• Tugas 1
Ubah bagian kutipan tentang kecerdasan majemuk mulai dari "Di masyarakat kita, khususnya" hingga dan termasuk "dalam bahasa Indonesia.", dengan mengganti "workshop" menjadi "lokakarya".

### Kutipan Teks ###

Friday, February 13, 2015

Mengembangkan Multiple Intelligences (Kecerdasan Majemuk)


Di masyarakat kita, khususnya lingkungan pendidikan, teori multiple intelligences yang diperkenalkan oleh Howard Gardner (1983, 1999), telah mendapatkan perhatian yang cukup besar. Seminar dan workshop telah diselenggarakan beberapa kali untuk memperkenalkan teori ini di kalangan para pendidik. Buku-buku mengenai topik ini juga telah diterjemahkan ke dalam bahasa Indonesia.

### Data Tercatat ###

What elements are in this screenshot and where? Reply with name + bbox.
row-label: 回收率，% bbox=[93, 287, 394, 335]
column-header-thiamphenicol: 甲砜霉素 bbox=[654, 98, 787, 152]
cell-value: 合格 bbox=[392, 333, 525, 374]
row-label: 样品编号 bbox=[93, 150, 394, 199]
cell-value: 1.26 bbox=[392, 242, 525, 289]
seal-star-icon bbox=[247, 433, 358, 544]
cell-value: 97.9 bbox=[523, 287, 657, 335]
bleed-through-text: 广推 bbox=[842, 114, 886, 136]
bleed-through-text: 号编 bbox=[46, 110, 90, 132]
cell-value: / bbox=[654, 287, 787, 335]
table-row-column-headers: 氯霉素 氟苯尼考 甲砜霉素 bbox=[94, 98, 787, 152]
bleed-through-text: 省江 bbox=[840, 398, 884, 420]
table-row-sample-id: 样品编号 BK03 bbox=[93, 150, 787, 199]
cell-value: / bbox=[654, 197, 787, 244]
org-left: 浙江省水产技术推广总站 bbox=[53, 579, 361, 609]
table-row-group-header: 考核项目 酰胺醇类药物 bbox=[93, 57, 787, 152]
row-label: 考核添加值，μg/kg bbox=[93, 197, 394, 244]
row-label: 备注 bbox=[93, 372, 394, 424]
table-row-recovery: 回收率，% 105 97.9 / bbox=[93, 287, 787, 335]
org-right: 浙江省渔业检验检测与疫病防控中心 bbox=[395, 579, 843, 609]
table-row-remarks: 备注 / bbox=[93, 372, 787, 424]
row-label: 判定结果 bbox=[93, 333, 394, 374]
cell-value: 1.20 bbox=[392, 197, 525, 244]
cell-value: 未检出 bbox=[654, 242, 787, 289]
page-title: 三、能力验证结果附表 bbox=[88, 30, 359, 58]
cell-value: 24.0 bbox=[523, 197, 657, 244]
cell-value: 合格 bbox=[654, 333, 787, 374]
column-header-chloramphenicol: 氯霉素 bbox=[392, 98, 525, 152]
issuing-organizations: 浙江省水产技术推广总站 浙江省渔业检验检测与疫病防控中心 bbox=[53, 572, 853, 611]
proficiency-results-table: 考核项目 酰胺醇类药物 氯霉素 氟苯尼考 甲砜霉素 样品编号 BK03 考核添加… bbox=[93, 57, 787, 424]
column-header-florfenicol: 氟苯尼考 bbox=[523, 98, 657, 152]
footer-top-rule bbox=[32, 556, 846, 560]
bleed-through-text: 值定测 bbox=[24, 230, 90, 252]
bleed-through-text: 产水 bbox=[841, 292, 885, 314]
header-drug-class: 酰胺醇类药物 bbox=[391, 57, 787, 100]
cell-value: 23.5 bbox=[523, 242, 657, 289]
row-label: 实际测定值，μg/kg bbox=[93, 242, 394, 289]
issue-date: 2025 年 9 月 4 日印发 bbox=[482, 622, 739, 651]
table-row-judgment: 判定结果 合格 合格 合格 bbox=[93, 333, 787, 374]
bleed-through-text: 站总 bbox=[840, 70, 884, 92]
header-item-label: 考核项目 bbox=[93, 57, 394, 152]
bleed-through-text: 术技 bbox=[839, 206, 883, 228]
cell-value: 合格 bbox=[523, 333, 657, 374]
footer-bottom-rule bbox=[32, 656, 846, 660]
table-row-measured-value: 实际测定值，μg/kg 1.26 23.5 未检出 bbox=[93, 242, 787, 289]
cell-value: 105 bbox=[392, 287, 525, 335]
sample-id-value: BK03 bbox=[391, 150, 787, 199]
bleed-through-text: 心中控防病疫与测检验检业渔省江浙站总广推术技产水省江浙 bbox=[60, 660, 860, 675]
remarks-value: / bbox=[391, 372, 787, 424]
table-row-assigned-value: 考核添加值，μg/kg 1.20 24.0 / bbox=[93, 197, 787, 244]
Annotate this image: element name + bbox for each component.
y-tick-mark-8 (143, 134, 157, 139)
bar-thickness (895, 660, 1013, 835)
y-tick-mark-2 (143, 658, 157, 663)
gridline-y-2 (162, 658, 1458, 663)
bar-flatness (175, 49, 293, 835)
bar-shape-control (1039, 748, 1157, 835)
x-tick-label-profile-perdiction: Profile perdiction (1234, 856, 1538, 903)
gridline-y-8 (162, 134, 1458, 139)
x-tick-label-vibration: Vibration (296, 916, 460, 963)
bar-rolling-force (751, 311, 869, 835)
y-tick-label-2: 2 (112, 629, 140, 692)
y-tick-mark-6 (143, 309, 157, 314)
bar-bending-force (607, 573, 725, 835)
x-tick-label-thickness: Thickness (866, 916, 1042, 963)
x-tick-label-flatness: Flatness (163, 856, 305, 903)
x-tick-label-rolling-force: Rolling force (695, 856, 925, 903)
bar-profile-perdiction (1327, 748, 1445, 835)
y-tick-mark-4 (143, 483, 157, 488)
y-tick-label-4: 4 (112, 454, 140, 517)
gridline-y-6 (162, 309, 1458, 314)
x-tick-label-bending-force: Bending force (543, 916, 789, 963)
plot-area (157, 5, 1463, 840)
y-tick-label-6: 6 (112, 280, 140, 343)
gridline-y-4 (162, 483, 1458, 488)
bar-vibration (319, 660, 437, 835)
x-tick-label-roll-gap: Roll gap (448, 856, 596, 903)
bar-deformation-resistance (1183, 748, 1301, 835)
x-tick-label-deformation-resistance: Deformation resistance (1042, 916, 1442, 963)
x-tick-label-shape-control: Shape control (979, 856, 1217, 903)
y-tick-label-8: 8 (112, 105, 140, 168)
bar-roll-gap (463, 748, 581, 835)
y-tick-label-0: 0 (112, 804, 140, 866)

###

• Tugas 2
Sajikan ulang baris data sebagai daftar bernomor tanpa baris kosong, mulai dari baris pertama data hingga dan termasuk baris yang memuat "bleed-through-text: 号编 bbox=[46, 110, 90, 132]".

• Jawaban 1
Di masyarakat kita, khususnya lingkungan pendidikan, teori multiple intelligences yang diperkenalkan oleh Howard Gardner (1983, 1999), telah mendapatkan perhatian yang cukup besar. Seminar dan lokakarya telah diselenggarakan beberapa kali untuk memperkenalkan teori ini di kalangan para pendidik. Buku-buku mengenai topik ini juga telah diterjemahkan ke dalam bahasa Indonesia.

• Jawaban 2
1. What elements are in this screenshot and where? Reply with name + bbox.
2. row-label: 回收率，% bbox=[93, 287, 394, 335]
3. column-header-thiamphenicol: 甲砜霉素 bbox=[654, 98, 787, 152]
4. cell-value: 合格 bbox=[392, 333, 525, 374]
5. row-label: 样品编号 bbox=[93, 150, 394, 199]
6. cell-value: 1.26 bbox=[392, 242, 525, 289]
7. seal-star-icon bbox=[247, 433, 358, 544]
8. cell-value: 97.9 bbox=[523, 287, 657, 335]
9. bleed-through-text: 广推 bbox=[842, 114, 886, 136]
10. bleed-through-text: 号编 bbox=[46, 110, 90, 132]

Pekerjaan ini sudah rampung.